> [Given problem]: Repeat the material verbatim. Images are excluded from the copy.

> [Items]:
** Start **
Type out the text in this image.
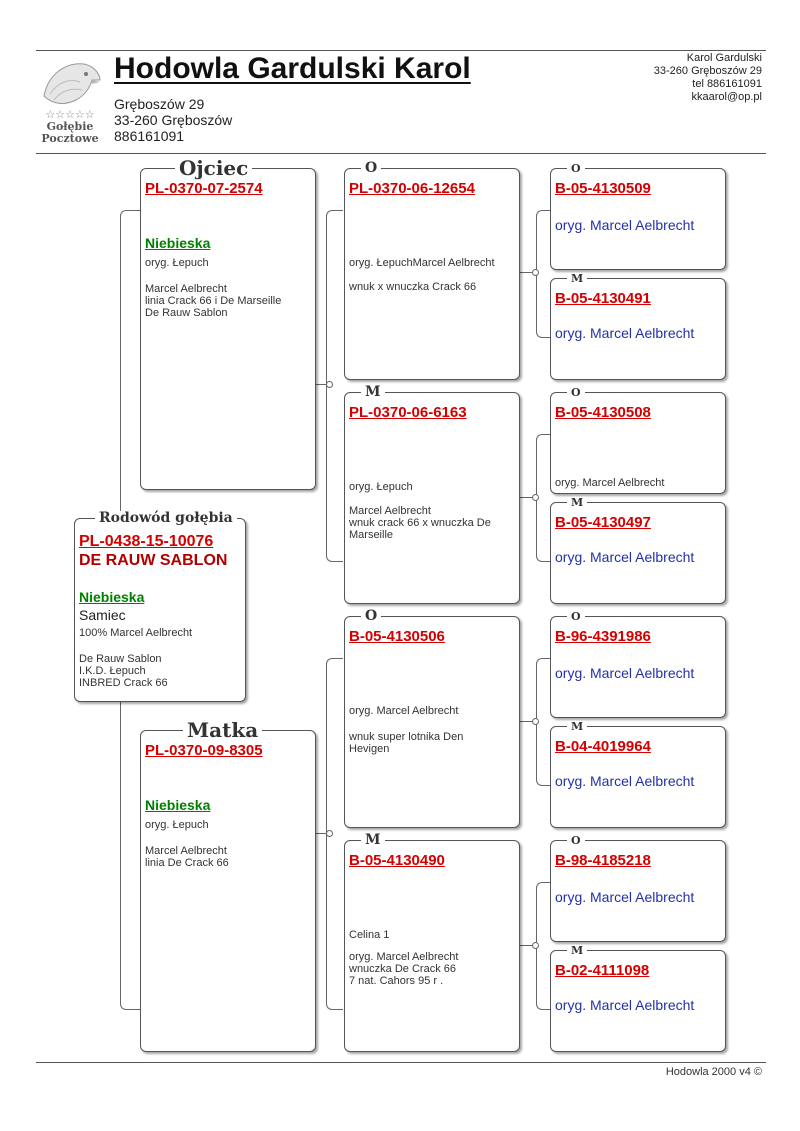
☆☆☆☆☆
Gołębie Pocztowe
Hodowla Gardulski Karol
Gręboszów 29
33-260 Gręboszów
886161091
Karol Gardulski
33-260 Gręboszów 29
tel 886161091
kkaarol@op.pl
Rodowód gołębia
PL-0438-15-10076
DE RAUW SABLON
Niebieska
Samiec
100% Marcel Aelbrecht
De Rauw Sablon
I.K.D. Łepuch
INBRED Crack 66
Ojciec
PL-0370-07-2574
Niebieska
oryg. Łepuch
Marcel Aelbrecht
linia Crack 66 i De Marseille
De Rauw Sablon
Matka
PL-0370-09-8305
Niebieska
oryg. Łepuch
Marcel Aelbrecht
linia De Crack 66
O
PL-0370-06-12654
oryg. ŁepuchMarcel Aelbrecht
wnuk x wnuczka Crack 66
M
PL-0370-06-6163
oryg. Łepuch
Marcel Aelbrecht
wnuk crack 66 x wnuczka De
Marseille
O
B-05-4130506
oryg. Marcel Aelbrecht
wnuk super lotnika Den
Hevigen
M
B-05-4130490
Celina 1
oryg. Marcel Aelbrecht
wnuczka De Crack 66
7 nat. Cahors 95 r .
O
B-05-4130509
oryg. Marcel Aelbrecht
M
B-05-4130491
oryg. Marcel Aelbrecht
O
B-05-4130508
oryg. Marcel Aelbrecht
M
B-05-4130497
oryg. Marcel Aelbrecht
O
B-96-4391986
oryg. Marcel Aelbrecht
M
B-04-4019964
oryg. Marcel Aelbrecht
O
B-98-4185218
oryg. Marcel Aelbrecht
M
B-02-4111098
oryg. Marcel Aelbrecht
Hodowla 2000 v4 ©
** End **
> [Problem solution]:
Type out the text in this image.
☆☆☆☆☆
Gołębie Pocztowe
Hodowla Gardulski Karol
Gręboszów 29
33-260 Gręboszów
886161091
Karol Gardulski
33-260 Gręboszów 29
tel 886161091
kkaarol@op.pl
Rodowód gołębia
PL-0438-15-10076
DE RAUW SABLON
Niebieska
Samiec
100% Marcel Aelbrecht
De Rauw Sablon
I.K.D. Łepuch
INBRED Crack 66
Ojciec
PL-0370-07-2574
Niebieska
oryg. Łepuch
Marcel Aelbrecht
linia Crack 66 i De Marseille
De Rauw Sablon
Matka
PL-0370-09-8305
Niebieska
oryg. Łepuch
Marcel Aelbrecht
linia De Crack 66
O
PL-0370-06-12654
oryg. ŁepuchMarcel Aelbrecht
wnuk x wnuczka Crack 66
M
PL-0370-06-6163
oryg. Łepuch
Marcel Aelbrecht
wnuk crack 66 x wnuczka De
Marseille
O
B-05-4130506
oryg. Marcel Aelbrecht
wnuk super lotnika Den
Hevigen
M
B-05-4130490
Celina 1
oryg. Marcel Aelbrecht
wnuczka De Crack 66
7 nat. Cahors 95 r .
O
B-05-4130509
oryg. Marcel Aelbrecht
M
B-05-4130491
oryg. Marcel Aelbrecht
O
B-05-4130508
oryg. Marcel Aelbrecht
M
B-05-4130497
oryg. Marcel Aelbrecht
O
B-96-4391986
oryg. Marcel Aelbrecht
M
B-04-4019964
oryg. Marcel Aelbrecht
O
B-98-4185218
oryg. Marcel Aelbrecht
M
B-02-4111098
oryg. Marcel Aelbrecht
Hodowla 2000 v4 ©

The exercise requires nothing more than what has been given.